▸ Dataset extract:
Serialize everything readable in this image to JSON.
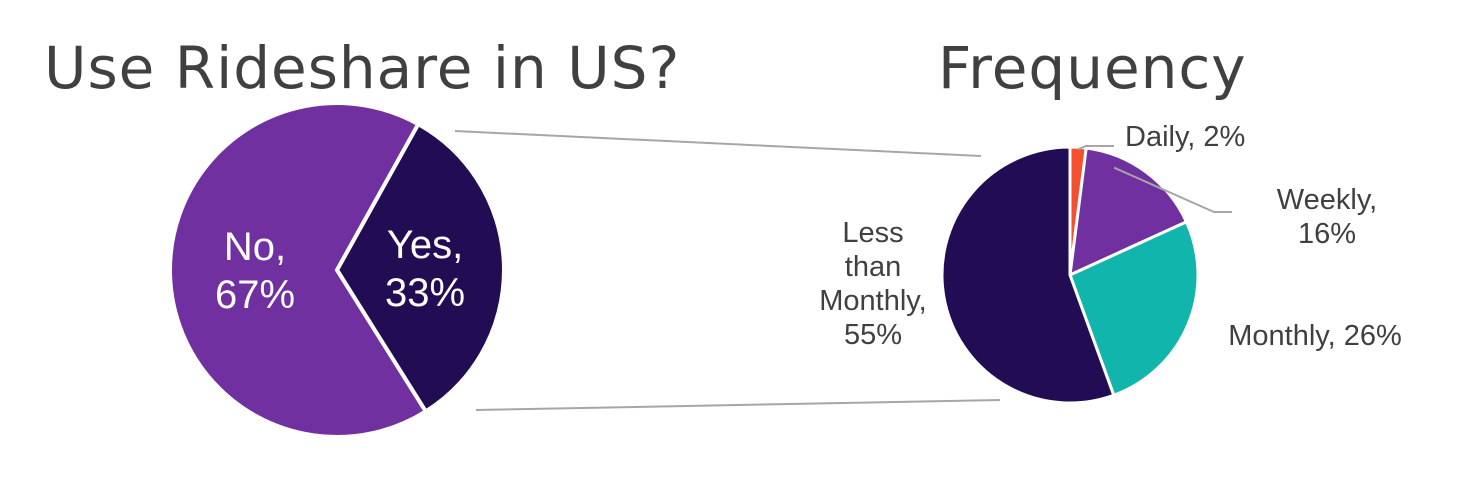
{
  "chart_data": [
    {
      "type": "pie",
      "title": "Use Rideshare in US?",
      "categories": [
        "No",
        "Yes"
      ],
      "values": [
        67,
        33
      ],
      "unit": "%",
      "colors": [
        "#7030a0",
        "#220d54"
      ],
      "label_lines": [
        [
          "No,",
          "67%"
        ],
        [
          "Yes,",
          "33%"
        ]
      ]
    },
    {
      "type": "pie",
      "title": "Frequency",
      "categories": [
        "Daily",
        "Weekly",
        "Monthly",
        "Less than Monthly"
      ],
      "values": [
        2,
        16,
        26,
        55
      ],
      "unit": "%",
      "colors": [
        "#f2502f",
        "#7030a0",
        "#12b5ab",
        "#220d54"
      ],
      "label_lines": [
        [
          "Daily, 2%"
        ],
        [
          "Weekly,",
          "16%"
        ],
        [
          "Monthly, 26%"
        ],
        [
          "Less",
          "than",
          "Monthly,",
          "55%"
        ]
      ]
    }
  ],
  "connector_color": "#a6a6a6"
}
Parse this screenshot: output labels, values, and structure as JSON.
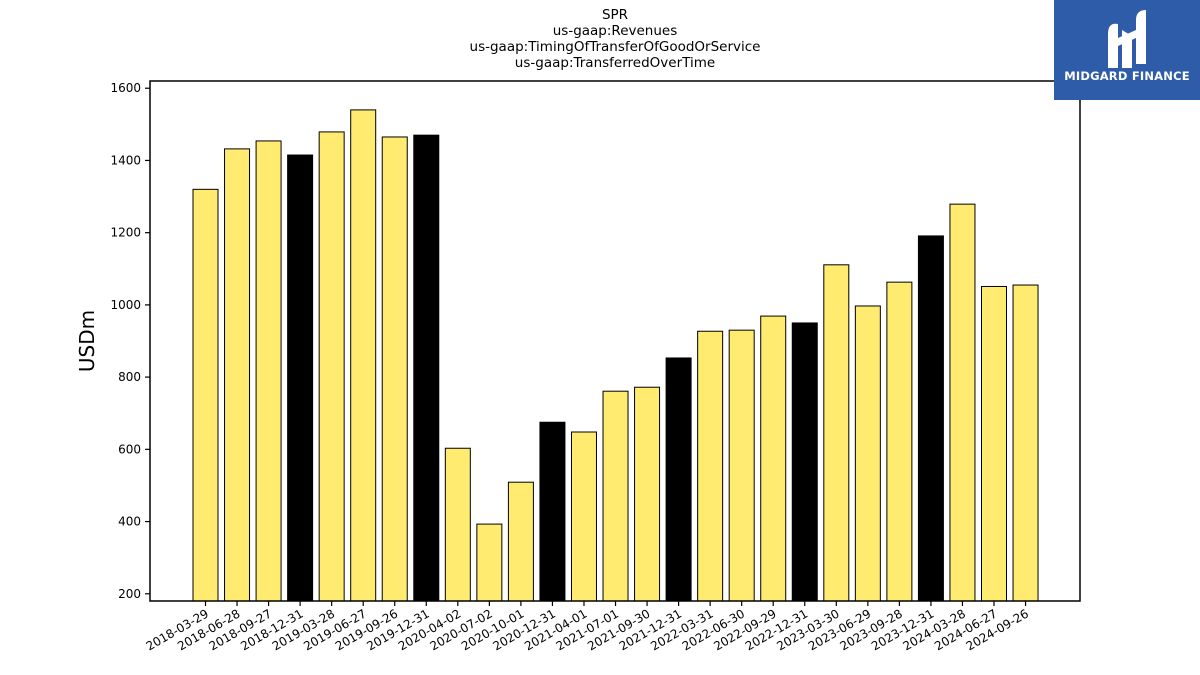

▸ Set problem: From the material above, copy each line that includes the word "this".

▸ Solution to the exercise:
Serialize everything readable in this image to JSON.
Parse this screenshot: output labels, values, and structure as JSON.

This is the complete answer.